▸ EXERCISE GOAL
Extract all of the data and reproduce it precisely.

====== MATERIAL

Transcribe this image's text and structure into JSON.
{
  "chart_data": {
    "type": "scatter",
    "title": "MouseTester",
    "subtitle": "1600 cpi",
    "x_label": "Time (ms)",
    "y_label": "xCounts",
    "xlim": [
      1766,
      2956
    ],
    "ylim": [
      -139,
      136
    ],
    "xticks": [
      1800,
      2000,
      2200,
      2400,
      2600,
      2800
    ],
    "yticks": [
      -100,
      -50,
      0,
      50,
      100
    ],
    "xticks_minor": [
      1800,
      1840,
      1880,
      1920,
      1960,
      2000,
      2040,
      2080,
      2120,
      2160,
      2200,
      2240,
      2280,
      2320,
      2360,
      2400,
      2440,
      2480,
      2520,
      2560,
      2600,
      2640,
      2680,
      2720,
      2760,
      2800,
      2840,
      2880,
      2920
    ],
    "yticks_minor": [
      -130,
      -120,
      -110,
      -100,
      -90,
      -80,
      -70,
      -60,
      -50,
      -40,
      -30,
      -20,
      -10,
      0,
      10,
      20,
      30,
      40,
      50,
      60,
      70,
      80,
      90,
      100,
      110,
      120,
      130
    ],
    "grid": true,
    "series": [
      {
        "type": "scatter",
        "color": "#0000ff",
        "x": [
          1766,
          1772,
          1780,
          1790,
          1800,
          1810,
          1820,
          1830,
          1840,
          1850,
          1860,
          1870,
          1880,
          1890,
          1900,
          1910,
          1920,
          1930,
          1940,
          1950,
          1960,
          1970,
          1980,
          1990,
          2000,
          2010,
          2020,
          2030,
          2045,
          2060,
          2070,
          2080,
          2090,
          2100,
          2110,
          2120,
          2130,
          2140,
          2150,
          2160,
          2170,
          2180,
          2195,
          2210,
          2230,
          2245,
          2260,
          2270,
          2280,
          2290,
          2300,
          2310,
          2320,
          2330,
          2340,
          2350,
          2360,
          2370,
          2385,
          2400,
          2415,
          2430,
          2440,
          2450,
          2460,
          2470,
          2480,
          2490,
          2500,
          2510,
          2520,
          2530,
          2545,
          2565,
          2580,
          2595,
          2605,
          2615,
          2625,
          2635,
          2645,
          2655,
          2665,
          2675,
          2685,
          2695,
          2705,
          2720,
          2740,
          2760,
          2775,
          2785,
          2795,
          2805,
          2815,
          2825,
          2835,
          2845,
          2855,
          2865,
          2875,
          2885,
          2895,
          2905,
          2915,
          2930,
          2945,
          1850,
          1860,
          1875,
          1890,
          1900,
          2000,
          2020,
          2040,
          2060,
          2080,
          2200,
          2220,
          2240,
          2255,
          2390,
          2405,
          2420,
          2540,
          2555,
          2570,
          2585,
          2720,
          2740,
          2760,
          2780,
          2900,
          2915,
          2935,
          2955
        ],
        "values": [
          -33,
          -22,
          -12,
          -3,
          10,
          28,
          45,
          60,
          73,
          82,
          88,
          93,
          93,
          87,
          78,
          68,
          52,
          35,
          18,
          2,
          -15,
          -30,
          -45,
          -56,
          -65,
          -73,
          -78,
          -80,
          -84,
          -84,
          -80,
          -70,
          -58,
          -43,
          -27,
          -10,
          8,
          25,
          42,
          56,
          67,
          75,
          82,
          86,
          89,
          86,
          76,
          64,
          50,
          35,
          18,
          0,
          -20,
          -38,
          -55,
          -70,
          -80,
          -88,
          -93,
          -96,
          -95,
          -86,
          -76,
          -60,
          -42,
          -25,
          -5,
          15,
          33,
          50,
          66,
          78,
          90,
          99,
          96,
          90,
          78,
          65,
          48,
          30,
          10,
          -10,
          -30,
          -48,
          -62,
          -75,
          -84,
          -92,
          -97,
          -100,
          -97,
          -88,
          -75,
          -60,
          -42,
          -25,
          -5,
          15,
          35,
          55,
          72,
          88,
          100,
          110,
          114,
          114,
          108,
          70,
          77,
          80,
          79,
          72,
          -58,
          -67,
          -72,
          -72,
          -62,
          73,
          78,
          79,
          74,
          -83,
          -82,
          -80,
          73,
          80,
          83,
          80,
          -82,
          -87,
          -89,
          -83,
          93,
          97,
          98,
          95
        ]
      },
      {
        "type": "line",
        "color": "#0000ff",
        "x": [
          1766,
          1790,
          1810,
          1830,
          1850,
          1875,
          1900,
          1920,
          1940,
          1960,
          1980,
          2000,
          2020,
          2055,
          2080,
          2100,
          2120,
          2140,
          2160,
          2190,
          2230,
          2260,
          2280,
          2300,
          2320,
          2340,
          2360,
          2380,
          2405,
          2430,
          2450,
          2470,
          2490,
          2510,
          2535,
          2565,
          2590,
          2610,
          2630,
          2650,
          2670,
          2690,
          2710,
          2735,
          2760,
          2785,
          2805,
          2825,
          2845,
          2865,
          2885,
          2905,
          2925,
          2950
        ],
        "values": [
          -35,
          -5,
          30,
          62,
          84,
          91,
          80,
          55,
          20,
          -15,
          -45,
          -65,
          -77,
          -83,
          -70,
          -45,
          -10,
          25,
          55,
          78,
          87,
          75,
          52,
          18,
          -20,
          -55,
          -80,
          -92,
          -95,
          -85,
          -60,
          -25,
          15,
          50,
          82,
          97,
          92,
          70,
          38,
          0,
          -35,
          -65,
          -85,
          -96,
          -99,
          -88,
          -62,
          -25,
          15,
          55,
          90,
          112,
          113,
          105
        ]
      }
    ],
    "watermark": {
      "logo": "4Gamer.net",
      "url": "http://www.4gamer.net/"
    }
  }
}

============

▸ RESPONSE TO THIS TASK
Transcribe this image's text and structure into JSON.
{
  "chart_data": {
    "type": "scatter",
    "title": "MouseTester",
    "subtitle": "1600 cpi",
    "x_label": "Time (ms)",
    "y_label": "xCounts",
    "xlim": [
      1766,
      2956
    ],
    "ylim": [
      -139,
      136
    ],
    "xticks": [
      1800,
      2000,
      2200,
      2400,
      2600,
      2800
    ],
    "yticks": [
      -100,
      -50,
      0,
      50,
      100
    ],
    "xticks_minor": [
      1800,
      1840,
      1880,
      1920,
      1960,
      2000,
      2040,
      2080,
      2120,
      2160,
      2200,
      2240,
      2280,
      2320,
      2360,
      2400,
      2440,
      2480,
      2520,
      2560,
      2600,
      2640,
      2680,
      2720,
      2760,
      2800,
      2840,
      2880,
      2920
    ],
    "yticks_minor": [
      -130,
      -120,
      -110,
      -100,
      -90,
      -80,
      -70,
      -60,
      -50,
      -40,
      -30,
      -20,
      -10,
      0,
      10,
      20,
      30,
      40,
      50,
      60,
      70,
      80,
      90,
      100,
      110,
      120,
      130
    ],
    "grid": true,
    "series": [
      {
        "type": "scatter",
        "color": "#0000ff",
        "x": [
          1766,
          1772,
          1780,
          1790,
          1800,
          1810,
          1820,
          1830,
          1840,
          1850,
          1860,
          1870,
          1880,
          1890,
          1900,
          1910,
          1920,
          1930,
          1940,
          1950,
          1960,
          1970,
          1980,
          1990,
          2000,
          2010,
          2020,
          2030,
          2045,
          2060,
          2070,
          2080,
          2090,
          2100,
          2110,
          2120,
          2130,
          2140,
          2150,
          2160,
          2170,
          2180,
          2195,
          2210,
          2230,
          2245,
          2260,
          2270,
          2280,
          2290,
          2300,
          2310,
          2320,
          2330,
          2340,
          2350,
          2360,
          2370,
          2385,
          2400,
          2415,
          2430,
          2440,
          2450,
          2460,
          2470,
          2480,
          2490,
          2500,
          2510,
          2520,
          2530,
          2545,
          2565,
          2580,
          2595,
          2605,
          2615,
          2625,
          2635,
          2645,
          2655,
          2665,
          2675,
          2685,
          2695,
          2705,
          2720,
          2740,
          2760,
          2775,
          2785,
          2795,
          2805,
          2815,
          2825,
          2835,
          2845,
          2855,
          2865,
          2875,
          2885,
          2895,
          2905,
          2915,
          2930,
          2945,
          1850,
          1860,
          1875,
          1890,
          1900,
          2000,
          2020,
          2040,
          2060,
          2080,
          2200,
          2220,
          2240,
          2255,
          2390,
          2405,
          2420,
          2540,
          2555,
          2570,
          2585,
          2720,
          2740,
          2760,
          2780,
          2900,
          2915,
          2935,
          2955
        ],
        "values": [
          -33,
          -22,
          -12,
          -3,
          10,
          28,
          45,
          60,
          73,
          82,
          88,
          93,
          93,
          87,
          78,
          68,
          52,
          35,
          18,
          2,
          -15,
          -30,
          -45,
          -56,
          -65,
          -73,
          -78,
          -80,
          -84,
          -84,
          -80,
          -70,
          -58,
          -43,
          -27,
          -10,
          8,
          25,
          42,
          56,
          67,
          75,
          82,
          86,
          89,
          86,
          76,
          64,
          50,
          35,
          18,
          0,
          -20,
          -38,
          -55,
          -70,
          -80,
          -88,
          -93,
          -96,
          -95,
          -86,
          -76,
          -60,
          -42,
          -25,
          -5,
          15,
          33,
          50,
          66,
          78,
          90,
          99,
          96,
          90,
          78,
          65,
          48,
          30,
          10,
          -10,
          -30,
          -48,
          -62,
          -75,
          -84,
          -92,
          -97,
          -100,
          -97,
          -88,
          -75,
          -60,
          -42,
          -25,
          -5,
          15,
          35,
          55,
          72,
          88,
          100,
          110,
          114,
          114,
          108,
          70,
          77,
          80,
          79,
          72,
          -58,
          -67,
          -72,
          -72,
          -62,
          73,
          78,
          79,
          74,
          -83,
          -82,
          -80,
          73,
          80,
          83,
          80,
          -82,
          -87,
          -89,
          -83,
          93,
          97,
          98,
          95
        ]
      },
      {
        "type": "line",
        "color": "#0000ff",
        "x": [
          1766,
          1790,
          1810,
          1830,
          1850,
          1875,
          1900,
          1920,
          1940,
          1960,
          1980,
          2000,
          2020,
          2055,
          2080,
          2100,
          2120,
          2140,
          2160,
          2190,
          2230,
          2260,
          2280,
          2300,
          2320,
          2340,
          2360,
          2380,
          2405,
          2430,
          2450,
          2470,
          2490,
          2510,
          2535,
          2565,
          2590,
          2610,
          2630,
          2650,
          2670,
          2690,
          2710,
          2735,
          2760,
          2785,
          2805,
          2825,
          2845,
          2865,
          2885,
          2905,
          2925,
          2950
        ],
        "values": [
          -35,
          -5,
          30,
          62,
          84,
          91,
          80,
          55,
          20,
          -15,
          -45,
          -65,
          -77,
          -83,
          -70,
          -45,
          -10,
          25,
          55,
          78,
          87,
          75,
          52,
          18,
          -20,
          -55,
          -80,
          -92,
          -95,
          -85,
          -60,
          -25,
          15,
          50,
          82,
          97,
          92,
          70,
          38,
          0,
          -35,
          -65,
          -85,
          -96,
          -99,
          -88,
          -62,
          -25,
          15,
          55,
          90,
          112,
          113,
          105
        ]
      }
    ],
    "watermark": {
      "logo": "4Gamer.net",
      "url": "http://www.4gamer.net/"
    }
  }
}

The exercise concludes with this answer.